WHAT TO WORK ON - Gather the lines that hold the string "this".

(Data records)
============

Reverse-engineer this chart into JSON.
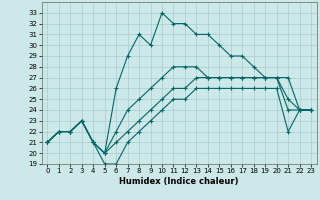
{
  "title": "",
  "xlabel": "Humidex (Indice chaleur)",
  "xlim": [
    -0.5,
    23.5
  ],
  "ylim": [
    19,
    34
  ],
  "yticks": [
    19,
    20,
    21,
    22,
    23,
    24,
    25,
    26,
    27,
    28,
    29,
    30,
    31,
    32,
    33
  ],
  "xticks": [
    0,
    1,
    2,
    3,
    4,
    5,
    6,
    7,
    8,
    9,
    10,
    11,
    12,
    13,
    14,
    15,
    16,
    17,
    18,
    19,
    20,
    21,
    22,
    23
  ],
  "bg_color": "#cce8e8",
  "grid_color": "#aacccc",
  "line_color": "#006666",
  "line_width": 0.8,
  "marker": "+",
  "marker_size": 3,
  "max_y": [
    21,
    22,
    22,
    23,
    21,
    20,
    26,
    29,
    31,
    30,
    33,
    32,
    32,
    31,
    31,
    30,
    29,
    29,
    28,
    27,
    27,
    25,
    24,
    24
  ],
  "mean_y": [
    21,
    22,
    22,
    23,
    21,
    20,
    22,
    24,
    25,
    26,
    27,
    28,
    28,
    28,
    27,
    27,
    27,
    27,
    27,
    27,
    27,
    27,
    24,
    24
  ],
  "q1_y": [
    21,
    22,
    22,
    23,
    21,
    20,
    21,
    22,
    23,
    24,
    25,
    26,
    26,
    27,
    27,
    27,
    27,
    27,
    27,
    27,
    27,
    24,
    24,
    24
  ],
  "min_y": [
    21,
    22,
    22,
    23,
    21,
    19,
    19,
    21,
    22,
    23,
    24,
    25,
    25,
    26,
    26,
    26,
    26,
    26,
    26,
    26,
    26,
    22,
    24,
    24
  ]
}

============

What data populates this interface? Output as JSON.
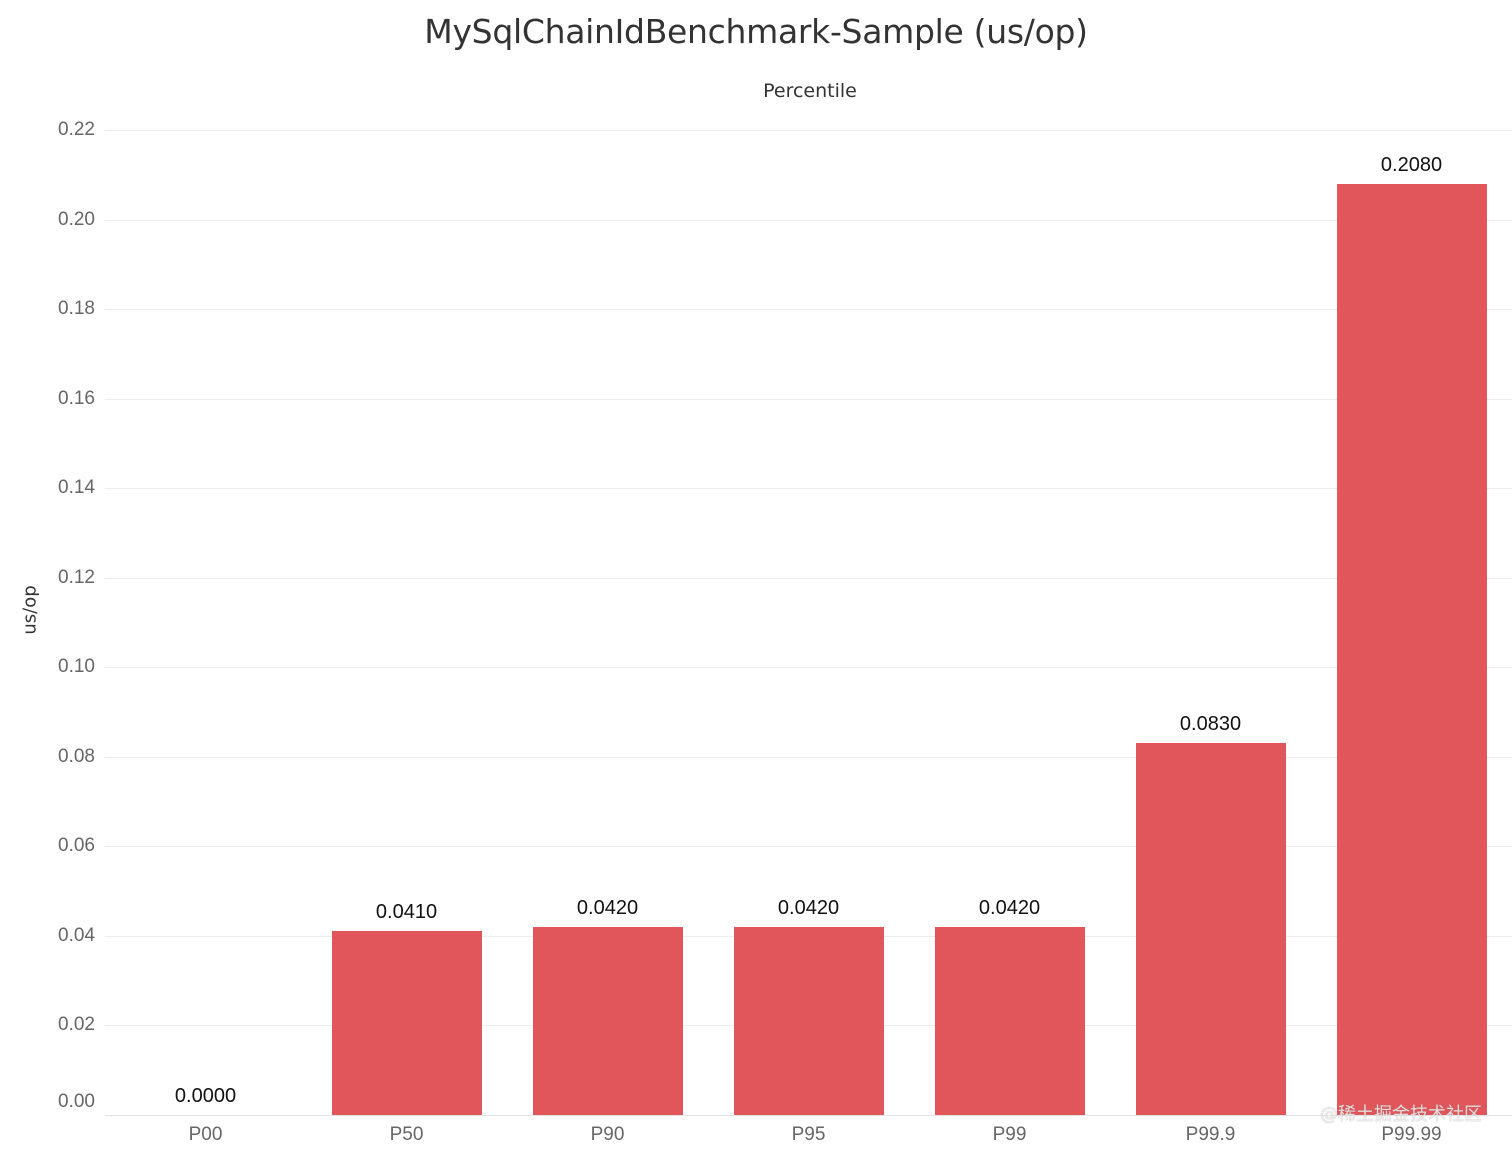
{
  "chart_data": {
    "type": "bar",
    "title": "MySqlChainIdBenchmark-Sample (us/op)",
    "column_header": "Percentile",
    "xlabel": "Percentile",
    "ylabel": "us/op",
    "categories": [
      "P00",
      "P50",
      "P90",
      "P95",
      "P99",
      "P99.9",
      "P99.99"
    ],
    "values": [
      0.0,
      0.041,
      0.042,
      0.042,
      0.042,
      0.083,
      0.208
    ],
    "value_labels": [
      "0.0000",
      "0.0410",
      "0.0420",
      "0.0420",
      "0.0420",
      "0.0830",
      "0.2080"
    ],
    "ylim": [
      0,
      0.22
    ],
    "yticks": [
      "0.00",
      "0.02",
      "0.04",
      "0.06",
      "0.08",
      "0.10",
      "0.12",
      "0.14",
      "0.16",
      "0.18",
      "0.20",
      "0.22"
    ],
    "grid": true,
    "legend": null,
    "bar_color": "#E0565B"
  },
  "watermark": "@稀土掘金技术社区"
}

============

SOLUTION -
Reverse-engineer this chart into JSON.
What data populates this interface? Output as JSON.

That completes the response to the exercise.